To do:
Locate the string "name" throughout the material and copy every line in which it occurs.

■ ■ ■ ■

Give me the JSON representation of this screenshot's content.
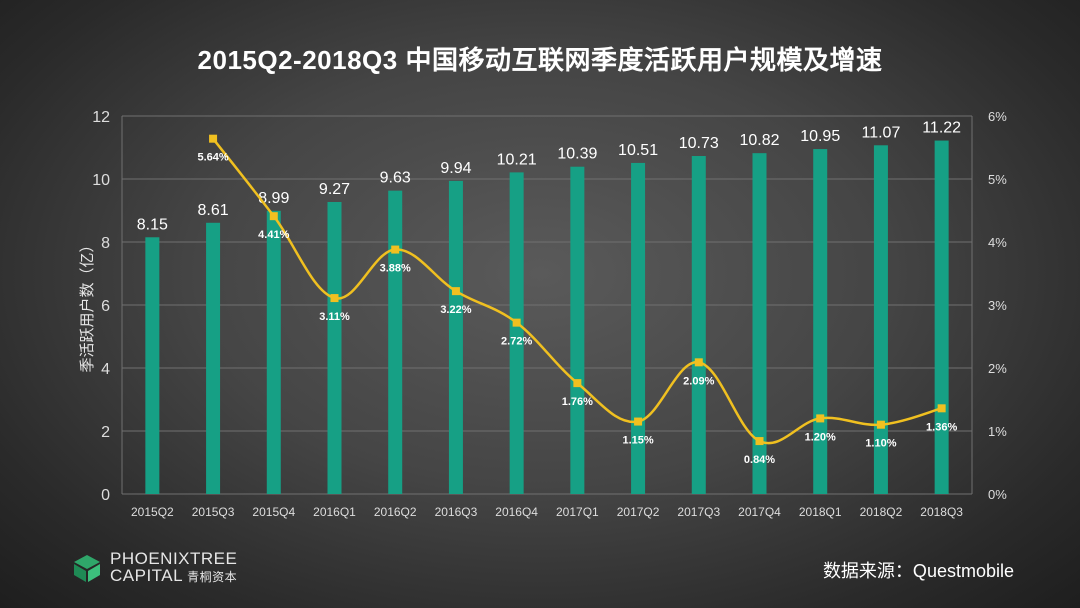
{
  "title": "2015Q2-2018Q3  中国移动互联网季度活跃用户规模及增速",
  "source": "数据来源：Questmobile",
  "brand": {
    "line1": "PHOENIXTREE",
    "line2": "CAPITAL",
    "line2_cn": "青桐资本"
  },
  "colors": {
    "bar": "#16a085",
    "line": "#f0c020",
    "axis_text": "#dddddd",
    "grid": "#707070"
  },
  "chart_data": {
    "type": "bar+line",
    "categories": [
      "2015Q2",
      "2015Q3",
      "2015Q4",
      "2016Q1",
      "2016Q2",
      "2016Q3",
      "2016Q4",
      "2017Q1",
      "2017Q2",
      "2017Q3",
      "2017Q4",
      "2018Q1",
      "2018Q2",
      "2018Q3"
    ],
    "bar_values": [
      8.15,
      8.61,
      8.99,
      9.27,
      9.63,
      9.94,
      10.21,
      10.39,
      10.51,
      10.73,
      10.82,
      10.95,
      11.07,
      11.22
    ],
    "bar_labels": [
      "8.15",
      "8.61",
      "8.99",
      "9.27",
      "9.63",
      "9.94",
      "10.21",
      "10.39",
      "10.51",
      "10.73",
      "10.82",
      "10.95",
      "11.07",
      "11.22"
    ],
    "growth_values": [
      null,
      5.64,
      4.41,
      3.11,
      3.88,
      3.22,
      2.72,
      1.76,
      1.15,
      2.09,
      0.84,
      1.2,
      1.1,
      1.36
    ],
    "growth_labels": [
      null,
      "5.64%",
      "4.41%",
      "3.11%",
      "3.88%",
      "3.22%",
      "2.72%",
      "1.76%",
      "1.15%",
      "2.09%",
      "0.84%",
      "1.20%",
      "1.10%",
      "1.36%"
    ],
    "ylabel": "季活跃用户数（亿）",
    "y_left_ticks": [
      "0",
      "2",
      "4",
      "6",
      "8",
      "10",
      "12"
    ],
    "y_left_lim": [
      0,
      12
    ],
    "y_right_ticks": [
      "0%",
      "1%",
      "2%",
      "3%",
      "4%",
      "5%",
      "6%"
    ],
    "y_right_lim": [
      0,
      6
    ],
    "grid": true
  }
}
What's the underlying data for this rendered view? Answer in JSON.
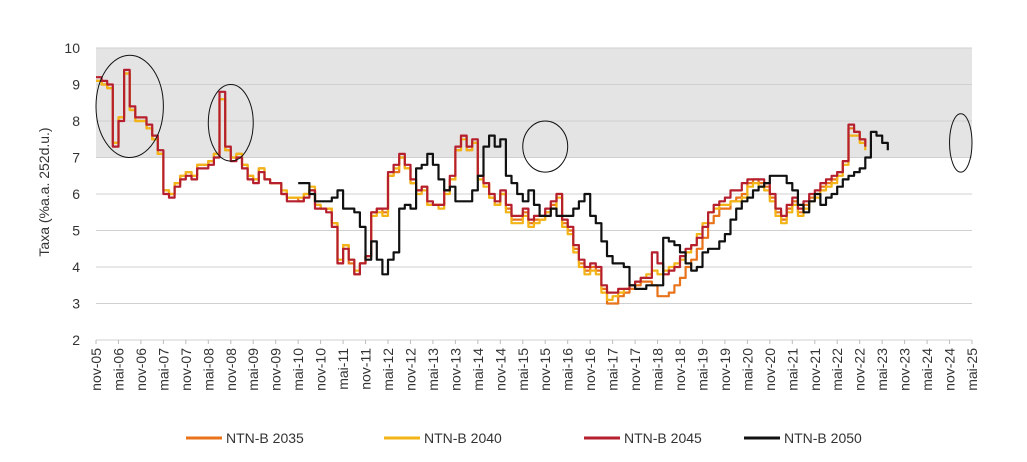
{
  "chart_data": {
    "type": "line",
    "title": "",
    "xlabel": "",
    "ylabel": "Taxa (%a.a. 252d.u.)",
    "ylim": [
      2,
      10
    ],
    "yticks": [
      "2",
      "3",
      "4",
      "5",
      "6",
      "7",
      "8",
      "9",
      "10"
    ],
    "shaded_band": [
      7,
      10
    ],
    "grid": true,
    "legend_position": "bottom",
    "x_ticks": [
      "nov-05",
      "mai-06",
      "nov-06",
      "mai-07",
      "nov-07",
      "mai-08",
      "nov-08",
      "mai-09",
      "nov-09",
      "mai-10",
      "nov-10",
      "mai-11",
      "nov-11",
      "mai-12",
      "nov-12",
      "mai-13",
      "nov-13",
      "mai-14",
      "nov-14",
      "mai-15",
      "nov-15",
      "mai-16",
      "nov-16",
      "mai-17",
      "nov-17",
      "mai-18",
      "nov-18",
      "mai-19",
      "nov-19",
      "mai-20",
      "nov-20",
      "mai-21",
      "nov-21",
      "mai-22",
      "nov-22",
      "mai-23",
      "nov-23",
      "mai-24",
      "nov-24",
      "mai-25"
    ],
    "highlight_circles": [
      {
        "x_start": "nov-05",
        "x_end": "mai-07",
        "y_low": 7.0,
        "y_high": 9.8
      },
      {
        "x_start": "mai-08",
        "x_end": "mai-09",
        "y_low": 6.9,
        "y_high": 9.0
      },
      {
        "x_start": "mai-15",
        "x_end": "mai-16",
        "y_low": 6.6,
        "y_high": 8.0
      },
      {
        "x_start": "nov-24",
        "x_end": "mai-25",
        "y_low": 6.6,
        "y_high": 8.2
      }
    ],
    "series": [
      {
        "name": "NTN-B 2035",
        "color": "#E8731A",
        "start": "nov-05",
        "values": [
          9.1,
          9.0,
          8.9,
          7.4,
          8.1,
          9.3,
          8.3,
          8.0,
          8.0,
          7.8,
          7.5,
          7.1,
          6.1,
          6.0,
          6.3,
          6.5,
          6.6,
          6.5,
          6.8,
          6.8,
          6.9,
          7.1,
          8.6,
          7.2,
          7.0,
          7.1,
          6.8,
          6.5,
          6.4,
          6.7,
          6.4,
          6.3,
          6.3,
          6.0,
          5.9,
          5.9,
          5.8,
          6.0,
          6.1,
          5.7,
          5.6,
          5.6,
          5.2,
          4.1,
          4.6,
          4.1,
          3.8,
          4.1,
          4.3,
          5.5,
          5.6,
          5.5,
          6.5,
          6.6,
          7.0,
          6.7,
          6.3,
          6.1,
          6.2,
          5.7,
          5.7,
          5.7,
          6.1,
          6.4,
          7.2,
          7.6,
          7.2,
          7.4,
          6.5,
          6.3,
          5.9,
          5.7,
          6.0,
          5.6,
          5.3,
          5.3,
          5.5,
          5.2,
          5.3,
          5.3,
          5.5,
          5.7,
          6.0,
          5.2,
          5.0,
          4.5,
          4.1,
          3.9,
          4.0,
          3.9,
          3.4,
          3.0,
          3.0,
          3.2,
          3.3,
          3.4,
          3.5,
          3.6,
          3.6,
          3.5,
          3.2,
          3.2,
          3.3,
          3.5,
          3.7,
          4.0,
          4.2,
          4.5,
          4.8,
          5.2,
          5.4,
          5.6,
          5.6,
          5.8,
          5.9,
          6.0,
          6.3,
          6.4,
          6.3,
          6.2,
          5.9,
          5.5,
          5.3,
          5.6,
          5.8,
          5.5,
          5.7,
          5.9,
          6.0,
          6.2,
          6.3,
          6.4,
          6.6,
          6.9,
          7.8,
          7.7,
          7.5,
          7.3
        ]
      },
      {
        "name": "NTN-B 2040",
        "color": "#F2B416",
        "start": "nov-05",
        "values": [
          9.1,
          9.0,
          8.9,
          7.4,
          8.1,
          9.3,
          8.3,
          8.0,
          8.0,
          7.8,
          7.5,
          7.1,
          6.1,
          6.0,
          6.3,
          6.5,
          6.6,
          6.5,
          6.8,
          6.8,
          6.9,
          7.1,
          8.6,
          7.2,
          7.0,
          7.1,
          6.8,
          6.5,
          6.4,
          6.7,
          6.4,
          6.3,
          6.3,
          6.1,
          5.9,
          5.9,
          5.9,
          6.0,
          6.2,
          5.7,
          5.6,
          5.6,
          5.2,
          4.2,
          4.6,
          4.2,
          3.9,
          4.1,
          4.3,
          5.4,
          5.5,
          5.4,
          6.5,
          6.7,
          7.0,
          6.7,
          6.3,
          6.0,
          6.1,
          5.7,
          5.7,
          5.6,
          6.0,
          6.4,
          7.2,
          7.5,
          7.2,
          7.4,
          6.4,
          6.2,
          5.9,
          5.7,
          6.0,
          5.5,
          5.2,
          5.2,
          5.4,
          5.1,
          5.2,
          5.3,
          5.5,
          5.6,
          5.9,
          5.1,
          4.9,
          4.4,
          4.0,
          3.8,
          3.9,
          3.8,
          3.3,
          3.1,
          3.2,
          3.3,
          3.4,
          3.5,
          3.6,
          3.7,
          3.8,
          3.9,
          3.8,
          3.9,
          4.0,
          4.1,
          4.2,
          4.4,
          4.6,
          4.9,
          5.2,
          5.5,
          5.6,
          5.7,
          5.7,
          5.8,
          5.8,
          5.9,
          6.2,
          6.3,
          6.2,
          6.1,
          5.8,
          5.4,
          5.2,
          5.5,
          5.7,
          5.4,
          5.6,
          5.8,
          5.9,
          6.1,
          6.2,
          6.3,
          6.5,
          6.8,
          7.6,
          7.6,
          7.4,
          7.2
        ]
      },
      {
        "name": "NTN-B 2045",
        "color": "#B51F2E",
        "start": "nov-05",
        "values": [
          9.2,
          9.1,
          9.0,
          7.3,
          8.0,
          9.4,
          8.4,
          8.1,
          8.1,
          7.9,
          7.6,
          7.2,
          6.0,
          5.9,
          6.2,
          6.4,
          6.5,
          6.4,
          6.7,
          6.7,
          6.8,
          7.0,
          8.8,
          7.3,
          6.9,
          7.0,
          6.7,
          6.4,
          6.3,
          6.6,
          6.4,
          6.3,
          6.3,
          6.0,
          5.8,
          5.8,
          5.8,
          5.9,
          6.1,
          5.6,
          5.6,
          5.5,
          5.1,
          4.1,
          4.5,
          4.2,
          3.8,
          4.1,
          4.3,
          5.5,
          5.6,
          5.6,
          6.6,
          6.8,
          7.1,
          6.8,
          6.4,
          6.1,
          6.2,
          5.8,
          5.7,
          5.7,
          6.1,
          6.5,
          7.3,
          7.6,
          7.3,
          7.5,
          6.5,
          6.3,
          6.0,
          5.8,
          6.1,
          5.7,
          5.4,
          5.4,
          5.6,
          5.3,
          5.4,
          5.4,
          5.6,
          5.8,
          6.0,
          5.3,
          5.1,
          4.6,
          4.2,
          4.0,
          4.1,
          4.0,
          3.5,
          3.3,
          3.3,
          3.4,
          3.4,
          3.5,
          3.6,
          3.7,
          3.7,
          4.4,
          4.1,
          3.8,
          3.9,
          4.0,
          4.3,
          4.5,
          4.6,
          4.8,
          5.1,
          5.5,
          5.7,
          5.8,
          5.9,
          6.1,
          6.1,
          6.3,
          6.4,
          6.4,
          6.4,
          6.3,
          6.0,
          5.6,
          5.4,
          5.7,
          5.9,
          5.6,
          5.8,
          6.0,
          6.1,
          6.3,
          6.4,
          6.5,
          6.6,
          6.9,
          7.9,
          7.7,
          7.5,
          7.3
        ]
      },
      {
        "name": "NTN-B 2050",
        "color": "#111111",
        "start": "mai-10",
        "values": [
          6.3,
          6.3,
          6.0,
          5.8,
          5.8,
          5.8,
          5.9,
          6.1,
          5.6,
          5.6,
          5.5,
          5.1,
          4.2,
          4.7,
          4.2,
          3.8,
          4.2,
          4.4,
          5.6,
          5.7,
          5.6,
          6.7,
          6.8,
          7.1,
          6.8,
          6.4,
          6.1,
          6.2,
          5.8,
          5.8,
          5.8,
          6.1,
          6.5,
          7.3,
          7.6,
          7.3,
          7.5,
          6.5,
          6.3,
          6.0,
          5.8,
          6.1,
          5.7,
          5.4,
          5.4,
          5.6,
          5.4,
          5.4,
          5.4,
          5.6,
          5.8,
          6.0,
          5.4,
          5.2,
          4.7,
          4.3,
          4.1,
          4.1,
          4.0,
          3.5,
          3.4,
          3.4,
          3.5,
          3.5,
          3.5,
          4.8,
          4.7,
          4.6,
          4.4,
          4.1,
          3.9,
          4.0,
          4.4,
          4.5,
          4.5,
          4.7,
          4.9,
          5.3,
          5.6,
          5.8,
          5.9,
          6.1,
          6.2,
          6.3,
          6.5,
          6.5,
          6.5,
          6.3,
          6.1,
          5.7,
          5.5,
          5.8,
          6.0,
          5.7,
          5.9,
          6.0,
          6.2,
          6.4,
          6.5,
          6.6,
          6.7,
          7.0,
          7.7,
          7.6,
          7.4,
          7.2
        ]
      }
    ]
  }
}
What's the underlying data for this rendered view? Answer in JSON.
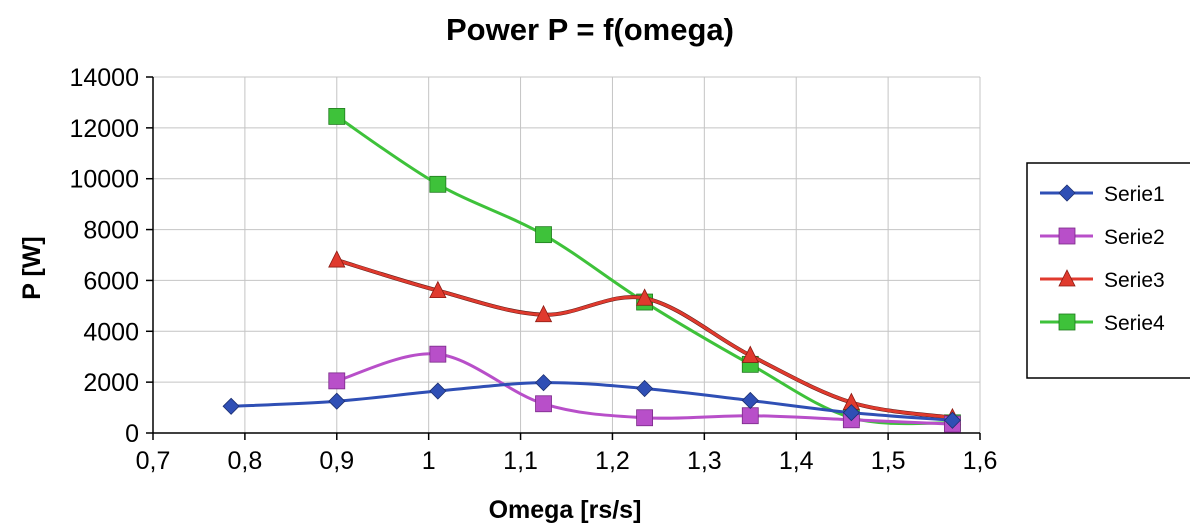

■ ■ ■ ■

Expected answer:
        "name": "NTN-B 2035",
        "name": "NTN-B 2040",
        "name": "NTN-B 2045",
        "name": "NTN-B 2050",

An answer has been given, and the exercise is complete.